INSTRUCTION
From the entries below, list each line with "ведомственной".

═══

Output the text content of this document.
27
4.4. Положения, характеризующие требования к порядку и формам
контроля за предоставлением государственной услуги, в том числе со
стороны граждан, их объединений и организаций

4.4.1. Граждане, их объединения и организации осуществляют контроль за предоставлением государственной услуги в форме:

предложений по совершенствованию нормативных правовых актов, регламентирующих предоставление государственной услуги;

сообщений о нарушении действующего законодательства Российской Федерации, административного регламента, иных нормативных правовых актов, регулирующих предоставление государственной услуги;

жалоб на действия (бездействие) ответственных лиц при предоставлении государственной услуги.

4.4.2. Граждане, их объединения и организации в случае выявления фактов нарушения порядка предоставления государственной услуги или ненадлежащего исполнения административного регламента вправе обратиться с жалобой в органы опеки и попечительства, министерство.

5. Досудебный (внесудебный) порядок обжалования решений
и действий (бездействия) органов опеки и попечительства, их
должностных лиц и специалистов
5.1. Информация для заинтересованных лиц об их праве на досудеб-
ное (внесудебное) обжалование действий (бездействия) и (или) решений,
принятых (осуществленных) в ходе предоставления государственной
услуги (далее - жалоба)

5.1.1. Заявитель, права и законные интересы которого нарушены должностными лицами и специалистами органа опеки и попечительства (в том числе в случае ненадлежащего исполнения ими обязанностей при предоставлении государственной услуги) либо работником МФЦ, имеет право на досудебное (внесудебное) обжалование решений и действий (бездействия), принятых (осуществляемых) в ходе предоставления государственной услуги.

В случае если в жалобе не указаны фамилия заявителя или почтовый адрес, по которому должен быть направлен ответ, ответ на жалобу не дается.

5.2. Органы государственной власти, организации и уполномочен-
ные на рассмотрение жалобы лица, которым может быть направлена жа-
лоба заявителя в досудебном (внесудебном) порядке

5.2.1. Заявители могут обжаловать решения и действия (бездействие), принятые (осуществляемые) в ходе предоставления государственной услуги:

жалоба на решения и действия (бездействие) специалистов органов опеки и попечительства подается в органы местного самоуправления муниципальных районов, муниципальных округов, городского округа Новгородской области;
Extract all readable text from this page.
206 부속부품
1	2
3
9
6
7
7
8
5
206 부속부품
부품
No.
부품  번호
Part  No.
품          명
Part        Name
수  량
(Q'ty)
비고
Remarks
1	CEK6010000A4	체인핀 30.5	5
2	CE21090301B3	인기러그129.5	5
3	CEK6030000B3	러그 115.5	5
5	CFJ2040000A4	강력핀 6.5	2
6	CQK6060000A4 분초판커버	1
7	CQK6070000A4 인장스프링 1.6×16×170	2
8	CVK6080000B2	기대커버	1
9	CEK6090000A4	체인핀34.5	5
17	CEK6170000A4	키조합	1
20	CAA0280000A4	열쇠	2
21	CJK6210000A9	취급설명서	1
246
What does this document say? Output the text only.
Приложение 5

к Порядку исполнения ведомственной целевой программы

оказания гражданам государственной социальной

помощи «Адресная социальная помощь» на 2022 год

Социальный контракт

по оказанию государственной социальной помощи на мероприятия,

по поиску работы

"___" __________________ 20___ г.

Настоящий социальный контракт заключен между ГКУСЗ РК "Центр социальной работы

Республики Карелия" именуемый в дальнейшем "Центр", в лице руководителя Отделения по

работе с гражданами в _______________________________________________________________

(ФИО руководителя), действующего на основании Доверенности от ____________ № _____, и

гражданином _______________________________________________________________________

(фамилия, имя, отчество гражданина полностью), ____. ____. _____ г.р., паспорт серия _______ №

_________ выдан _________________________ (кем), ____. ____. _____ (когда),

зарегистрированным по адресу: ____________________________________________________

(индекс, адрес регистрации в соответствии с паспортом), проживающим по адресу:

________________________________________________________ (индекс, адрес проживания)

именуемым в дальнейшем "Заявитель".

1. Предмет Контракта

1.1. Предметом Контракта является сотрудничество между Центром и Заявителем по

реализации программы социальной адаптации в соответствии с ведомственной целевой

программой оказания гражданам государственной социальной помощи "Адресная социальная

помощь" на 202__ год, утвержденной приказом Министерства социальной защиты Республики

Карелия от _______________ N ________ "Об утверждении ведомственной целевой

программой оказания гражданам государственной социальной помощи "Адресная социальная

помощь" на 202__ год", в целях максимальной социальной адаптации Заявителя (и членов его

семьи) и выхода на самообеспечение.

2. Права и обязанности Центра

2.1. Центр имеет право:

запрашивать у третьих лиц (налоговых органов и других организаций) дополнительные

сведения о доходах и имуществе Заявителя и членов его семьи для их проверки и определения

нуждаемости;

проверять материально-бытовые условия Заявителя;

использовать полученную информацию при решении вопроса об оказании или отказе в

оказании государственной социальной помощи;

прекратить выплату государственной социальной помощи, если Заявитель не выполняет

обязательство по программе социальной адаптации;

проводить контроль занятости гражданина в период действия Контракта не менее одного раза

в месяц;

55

═══

RESULT BELOW
к Порядку исполнения ведомственной целевой программы
реализации программы социальной адаптации в соответствии с ведомственной целевой
Карелия от _______________ N ________ "Об утверждении ведомственной целевой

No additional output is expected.